EXTRACTED DATA:
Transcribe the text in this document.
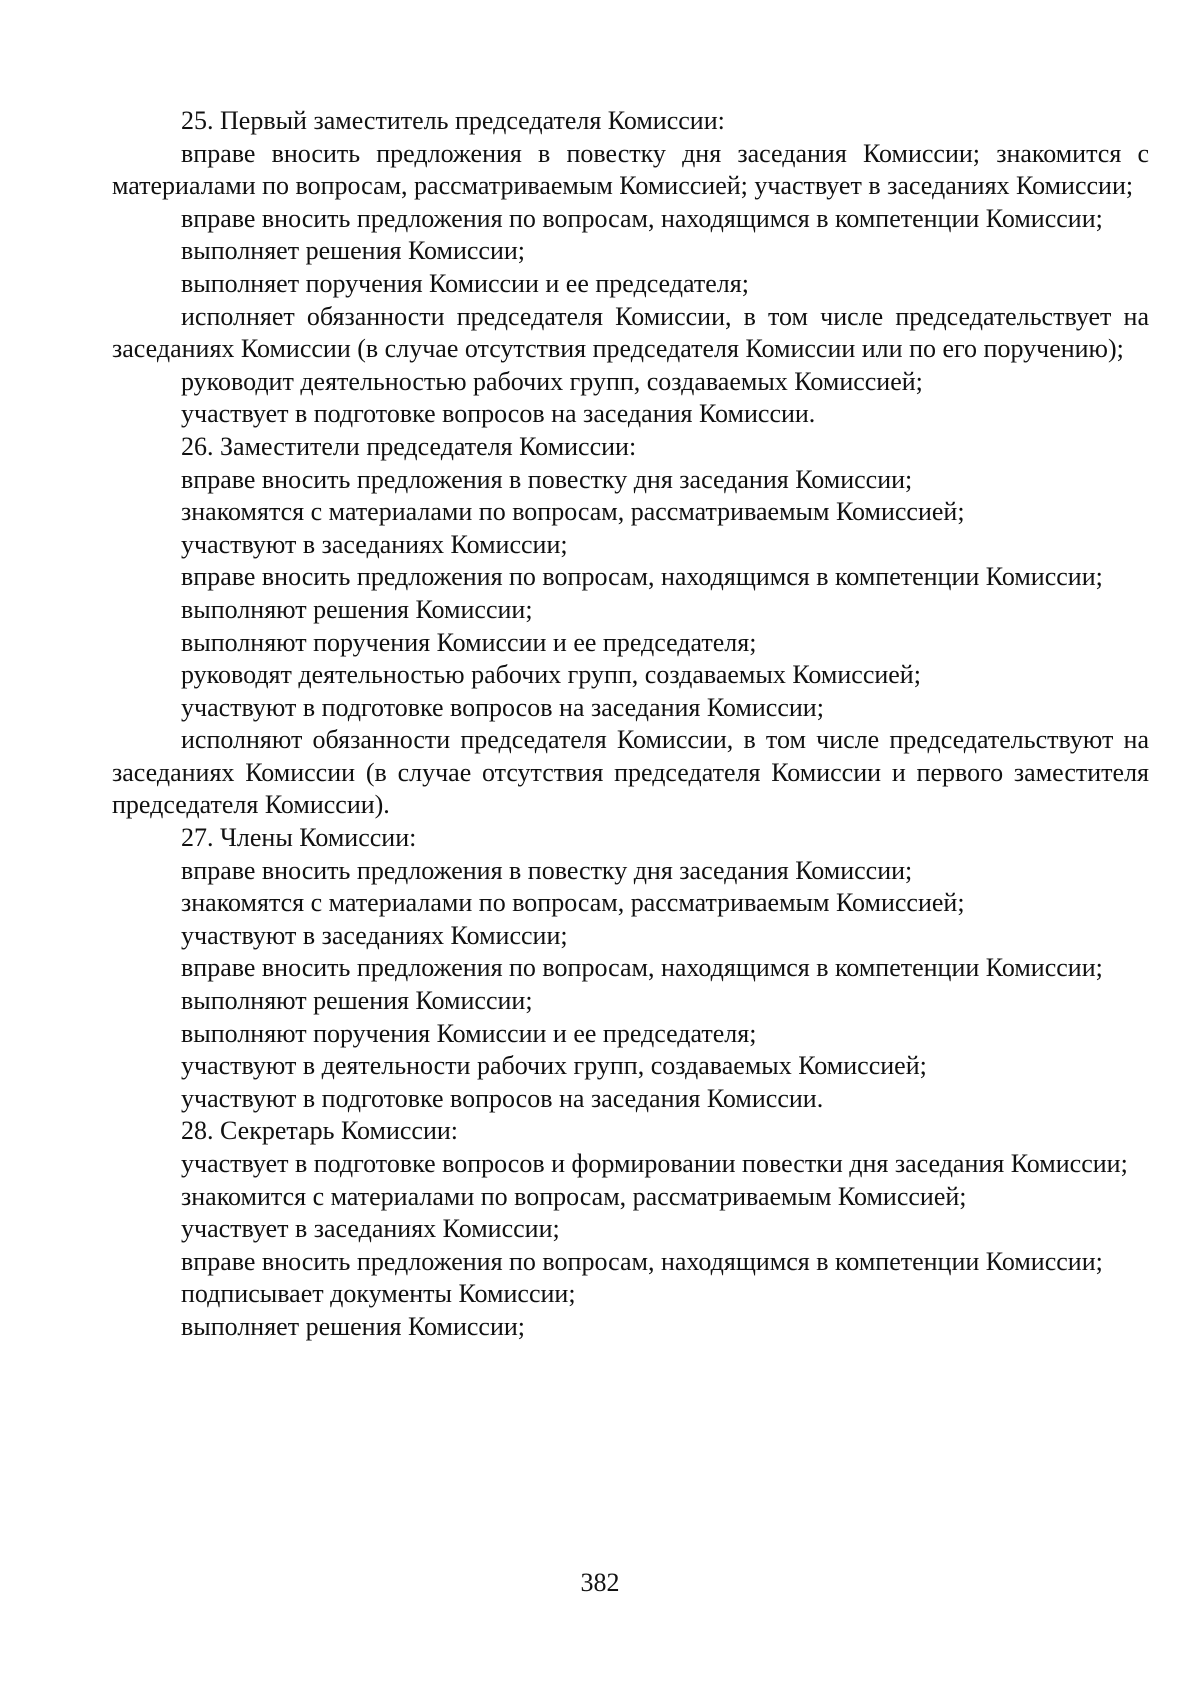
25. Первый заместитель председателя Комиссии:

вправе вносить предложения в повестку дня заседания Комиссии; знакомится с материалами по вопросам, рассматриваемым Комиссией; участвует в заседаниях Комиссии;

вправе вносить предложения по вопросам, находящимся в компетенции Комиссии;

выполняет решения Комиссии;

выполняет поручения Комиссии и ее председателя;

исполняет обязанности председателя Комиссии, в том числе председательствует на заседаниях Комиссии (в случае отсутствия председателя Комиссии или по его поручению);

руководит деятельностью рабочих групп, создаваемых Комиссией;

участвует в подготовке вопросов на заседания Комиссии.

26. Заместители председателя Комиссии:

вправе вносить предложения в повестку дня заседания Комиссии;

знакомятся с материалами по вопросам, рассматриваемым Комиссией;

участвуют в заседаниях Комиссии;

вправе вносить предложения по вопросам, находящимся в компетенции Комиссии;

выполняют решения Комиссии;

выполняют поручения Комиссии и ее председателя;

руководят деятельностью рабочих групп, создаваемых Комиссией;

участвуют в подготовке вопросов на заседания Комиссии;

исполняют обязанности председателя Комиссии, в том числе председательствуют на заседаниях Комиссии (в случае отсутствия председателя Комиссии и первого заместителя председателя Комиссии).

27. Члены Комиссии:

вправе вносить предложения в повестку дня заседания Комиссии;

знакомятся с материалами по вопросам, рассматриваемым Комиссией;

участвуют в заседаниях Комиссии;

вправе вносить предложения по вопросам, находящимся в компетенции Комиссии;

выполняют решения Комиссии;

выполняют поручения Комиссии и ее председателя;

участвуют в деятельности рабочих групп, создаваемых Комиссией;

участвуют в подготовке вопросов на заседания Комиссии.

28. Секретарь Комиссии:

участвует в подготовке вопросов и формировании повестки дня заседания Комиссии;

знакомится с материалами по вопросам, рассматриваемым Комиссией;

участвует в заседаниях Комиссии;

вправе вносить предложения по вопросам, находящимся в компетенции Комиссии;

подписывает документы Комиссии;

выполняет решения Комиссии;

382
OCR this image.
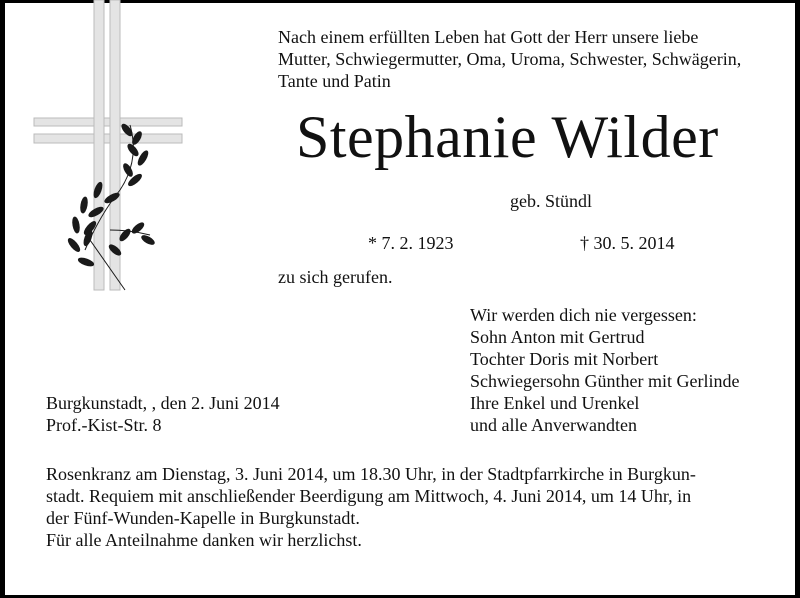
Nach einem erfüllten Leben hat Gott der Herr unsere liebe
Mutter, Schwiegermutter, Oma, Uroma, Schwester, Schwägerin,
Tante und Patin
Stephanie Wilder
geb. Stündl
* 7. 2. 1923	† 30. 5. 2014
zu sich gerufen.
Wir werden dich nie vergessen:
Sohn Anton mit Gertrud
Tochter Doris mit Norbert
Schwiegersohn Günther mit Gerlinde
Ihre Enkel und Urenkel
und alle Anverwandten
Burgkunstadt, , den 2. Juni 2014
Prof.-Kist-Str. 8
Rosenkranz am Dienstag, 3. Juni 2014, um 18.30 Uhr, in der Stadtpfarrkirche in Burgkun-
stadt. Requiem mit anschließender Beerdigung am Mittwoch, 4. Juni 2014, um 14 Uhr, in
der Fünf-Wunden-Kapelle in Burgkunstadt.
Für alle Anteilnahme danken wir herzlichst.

PROBLEM:
Identify how many lines in the entries above include the string "обязанности", then state that number alone.

TASK RESULT:
2